Your goal:
In the listing below, pick out lines with "USDT".

The input:

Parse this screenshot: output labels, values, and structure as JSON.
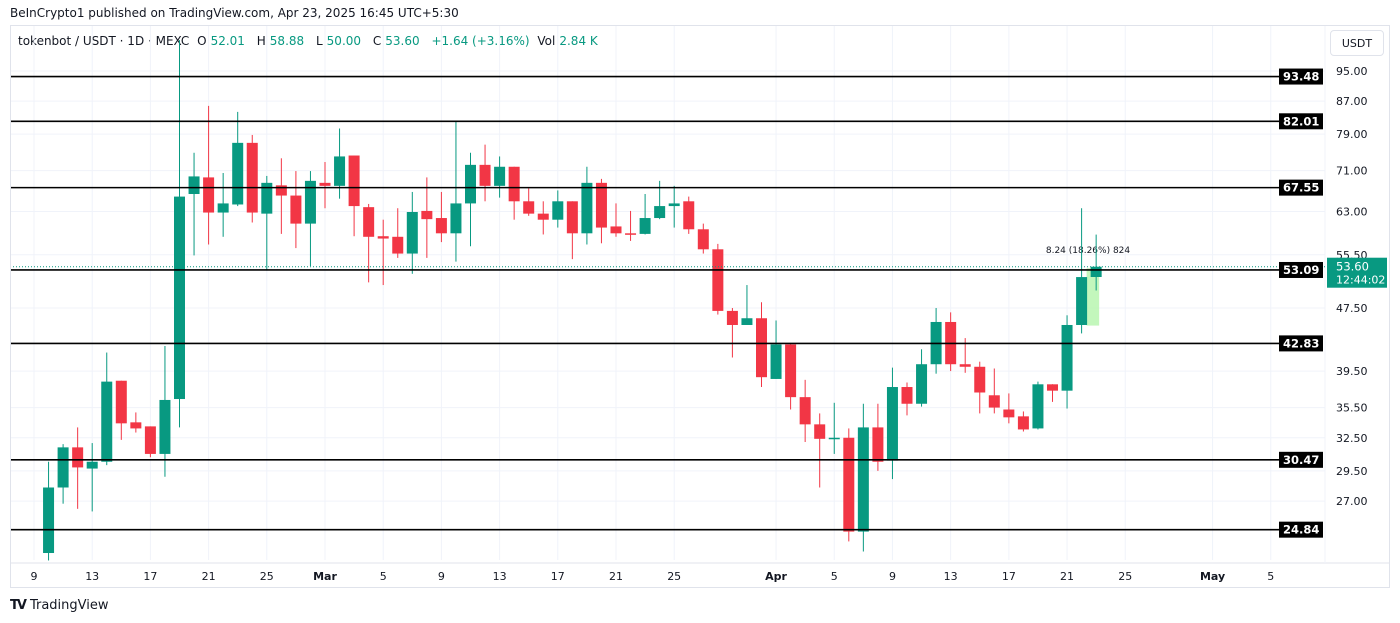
{
  "header": {
    "published": "BeInCrypto1 published on TradingView.com, Apr 23, 2025 16:45 UTC+5:30",
    "symbol": "tokenbot / USDT · 1D · MEXC",
    "open_label": "O",
    "open": "52.01",
    "high_label": "H",
    "high": "58.88",
    "low_label": "L",
    "low": "50.00",
    "close_label": "C",
    "close": "53.60",
    "change": "+1.64 (+3.16%)",
    "vol_label": "Vol",
    "vol": "2.84 K",
    "currency_button": "USDT"
  },
  "footer": {
    "logo_text": "TradingView",
    "logo_mark": "TV"
  },
  "chart_data": {
    "type": "candlestick",
    "y_scale": "log",
    "ylim": [
      22.0,
      106.0
    ],
    "xlim": [
      "2025-02-08",
      "2025-05-08"
    ],
    "grid": true,
    "colors": {
      "up": "#089981",
      "down": "#f23645",
      "level": "#000000",
      "measure": "#b9f6b0"
    },
    "y_ticks": [
      "95.00",
      "87.00",
      "79.00",
      "71.00",
      "63.00",
      "55.50",
      "47.50",
      "39.50",
      "35.50",
      "32.50",
      "29.50",
      "27.00"
    ],
    "x_ticks": [
      {
        "date": "2025-02-09",
        "label": "9"
      },
      {
        "date": "2025-02-13",
        "label": "13"
      },
      {
        "date": "2025-02-17",
        "label": "17"
      },
      {
        "date": "2025-02-21",
        "label": "21"
      },
      {
        "date": "2025-02-25",
        "label": "25"
      },
      {
        "date": "2025-03-01",
        "label": "Mar",
        "bold": true
      },
      {
        "date": "2025-03-05",
        "label": "5"
      },
      {
        "date": "2025-03-09",
        "label": "9"
      },
      {
        "date": "2025-03-13",
        "label": "13"
      },
      {
        "date": "2025-03-17",
        "label": "17"
      },
      {
        "date": "2025-03-21",
        "label": "21"
      },
      {
        "date": "2025-03-25",
        "label": "25"
      },
      {
        "date": "2025-04-01",
        "label": "Apr",
        "bold": true
      },
      {
        "date": "2025-04-05",
        "label": "5"
      },
      {
        "date": "2025-04-09",
        "label": "9"
      },
      {
        "date": "2025-04-13",
        "label": "13"
      },
      {
        "date": "2025-04-17",
        "label": "17"
      },
      {
        "date": "2025-04-21",
        "label": "21"
      },
      {
        "date": "2025-04-25",
        "label": "25"
      },
      {
        "date": "2025-05-01",
        "label": "May",
        "bold": true
      },
      {
        "date": "2025-05-05",
        "label": "5"
      }
    ],
    "levels": [
      "93.48",
      "82.01",
      "67.55",
      "53.09",
      "42.83",
      "30.47",
      "24.84"
    ],
    "last_price": {
      "value": "53.60",
      "countdown": "12:44:02"
    },
    "measure": {
      "from": 45.12,
      "to": 53.36,
      "start": "2025-04-22",
      "end": "2025-04-23",
      "label": "8.24 (18.26%) 824"
    },
    "candles_columns": [
      "date",
      "open",
      "high",
      "low",
      "close"
    ],
    "candles": [
      [
        "2025-02-10",
        23.2,
        30.3,
        22.7,
        28.1
      ],
      [
        "2025-02-11",
        28.1,
        31.9,
        26.8,
        31.6
      ],
      [
        "2025-02-12",
        31.6,
        33.5,
        26.4,
        29.8
      ],
      [
        "2025-02-13",
        29.7,
        32.0,
        26.2,
        30.3
      ],
      [
        "2025-02-14",
        30.3,
        41.7,
        30.0,
        38.3
      ],
      [
        "2025-02-15",
        38.4,
        38.4,
        32.3,
        33.9
      ],
      [
        "2025-02-16",
        34.0,
        35.0,
        33.0,
        33.4
      ],
      [
        "2025-02-17",
        33.6,
        33.6,
        30.7,
        31.0
      ],
      [
        "2025-02-18",
        31.0,
        42.5,
        29.0,
        36.3
      ],
      [
        "2025-02-19",
        36.4,
        104,
        33.5,
        65.8
      ],
      [
        "2025-02-20",
        66.3,
        74.8,
        55.4,
        69.8
      ],
      [
        "2025-02-21",
        69.6,
        85.8,
        57.2,
        62.8
      ],
      [
        "2025-02-22",
        62.8,
        70.5,
        58.5,
        64.5
      ],
      [
        "2025-02-23",
        64.3,
        84.3,
        64.0,
        77.0
      ],
      [
        "2025-02-24",
        77.0,
        78.8,
        61.0,
        62.8
      ],
      [
        "2025-02-25",
        62.6,
        69.9,
        53.0,
        68.5
      ],
      [
        "2025-02-26",
        68.0,
        73.6,
        59.0,
        66.0
      ],
      [
        "2025-02-27",
        66.0,
        70.9,
        56.6,
        60.8
      ],
      [
        "2025-02-28",
        60.8,
        70.9,
        53.7,
        68.9
      ],
      [
        "2025-03-01",
        68.5,
        72.8,
        63.6,
        67.9
      ],
      [
        "2025-03-02",
        67.9,
        80.3,
        65.4,
        74.0
      ],
      [
        "2025-03-03",
        74.2,
        74.2,
        58.6,
        64.0
      ],
      [
        "2025-03-04",
        63.8,
        64.4,
        51.2,
        58.5
      ],
      [
        "2025-03-05",
        58.6,
        61.5,
        50.8,
        58.2
      ],
      [
        "2025-03-06",
        58.5,
        63.6,
        55.0,
        55.7
      ],
      [
        "2025-03-07",
        55.7,
        66.7,
        52.5,
        62.9
      ],
      [
        "2025-03-08",
        63.1,
        69.6,
        55.0,
        61.6
      ],
      [
        "2025-03-09",
        61.8,
        66.7,
        57.6,
        59.1
      ],
      [
        "2025-03-10",
        59.1,
        82.0,
        54.4,
        64.5
      ],
      [
        "2025-03-11",
        64.5,
        74.8,
        56.9,
        72.2
      ],
      [
        "2025-03-12",
        72.2,
        76.6,
        64.9,
        67.9
      ],
      [
        "2025-03-13",
        67.9,
        74.0,
        65.6,
        71.8
      ],
      [
        "2025-03-14",
        71.8,
        71.8,
        61.5,
        64.9
      ],
      [
        "2025-03-15",
        64.9,
        67.4,
        62.2,
        62.6
      ],
      [
        "2025-03-16",
        62.6,
        64.9,
        58.9,
        61.5
      ],
      [
        "2025-03-17",
        61.5,
        67.0,
        60.1,
        64.9
      ],
      [
        "2025-03-18",
        64.9,
        64.9,
        54.8,
        59.1
      ],
      [
        "2025-03-19",
        59.1,
        71.8,
        57.2,
        68.5
      ],
      [
        "2025-03-20",
        68.5,
        69.3,
        57.4,
        60.1
      ],
      [
        "2025-03-21",
        60.3,
        64.5,
        58.5,
        59.1
      ],
      [
        "2025-03-22",
        59.1,
        63.1,
        57.8,
        58.9
      ],
      [
        "2025-03-23",
        59.0,
        66.3,
        58.9,
        61.8
      ],
      [
        "2025-03-24",
        61.8,
        68.9,
        61.6,
        64.0
      ],
      [
        "2025-03-25",
        64.0,
        67.9,
        60.1,
        64.5
      ],
      [
        "2025-03-26",
        64.9,
        65.8,
        59.0,
        59.8
      ],
      [
        "2025-03-27",
        59.8,
        60.8,
        55.7,
        56.4
      ],
      [
        "2025-03-28",
        56.4,
        57.3,
        46.6,
        47.1
      ],
      [
        "2025-03-29",
        47.1,
        47.5,
        41.1,
        45.2
      ],
      [
        "2025-03-30",
        45.2,
        50.8,
        45.2,
        46.1
      ],
      [
        "2025-03-31",
        46.1,
        48.3,
        37.7,
        38.8
      ],
      [
        "2025-04-01",
        38.6,
        45.8,
        38.6,
        42.7
      ],
      [
        "2025-04-02",
        42.7,
        42.8,
        35.3,
        36.6
      ],
      [
        "2025-04-03",
        36.6,
        38.5,
        32.1,
        33.8
      ],
      [
        "2025-04-04",
        33.8,
        34.9,
        28.1,
        32.4
      ],
      [
        "2025-04-05",
        32.4,
        36.0,
        31.0,
        32.5
      ],
      [
        "2025-04-06",
        32.5,
        33.4,
        24.0,
        24.7
      ],
      [
        "2025-04-07",
        24.7,
        35.9,
        23.3,
        33.5
      ],
      [
        "2025-04-08",
        33.5,
        35.9,
        29.5,
        30.3
      ],
      [
        "2025-04-09",
        30.4,
        39.9,
        28.8,
        37.7
      ],
      [
        "2025-04-10",
        37.7,
        38.2,
        34.7,
        35.9
      ],
      [
        "2025-04-11",
        35.9,
        42.1,
        35.6,
        40.3
      ],
      [
        "2025-04-12",
        40.3,
        47.5,
        39.2,
        45.6
      ],
      [
        "2025-04-13",
        45.6,
        46.9,
        39.5,
        40.3
      ],
      [
        "2025-04-14",
        40.3,
        43.5,
        39.3,
        40.0
      ],
      [
        "2025-04-15",
        40.0,
        40.6,
        34.9,
        37.1
      ],
      [
        "2025-04-16",
        36.8,
        39.8,
        34.9,
        35.5
      ],
      [
        "2025-04-17",
        35.3,
        37.0,
        33.9,
        34.5
      ],
      [
        "2025-04-18",
        34.6,
        35.1,
        33.1,
        33.3
      ],
      [
        "2025-04-19",
        33.4,
        38.3,
        33.3,
        38.0
      ],
      [
        "2025-04-20",
        38.0,
        38.0,
        36.1,
        37.3
      ],
      [
        "2025-04-21",
        37.3,
        46.5,
        35.4,
        45.2
      ],
      [
        "2025-04-22",
        45.2,
        63.6,
        44.1,
        52.0
      ],
      [
        "2025-04-23",
        52.01,
        58.88,
        50.0,
        53.6
      ]
    ]
  }
}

Solution to this problem:
    "symbol": "tokenbot / USDT · 1D · MEXC",
    "currency_button": "USDT"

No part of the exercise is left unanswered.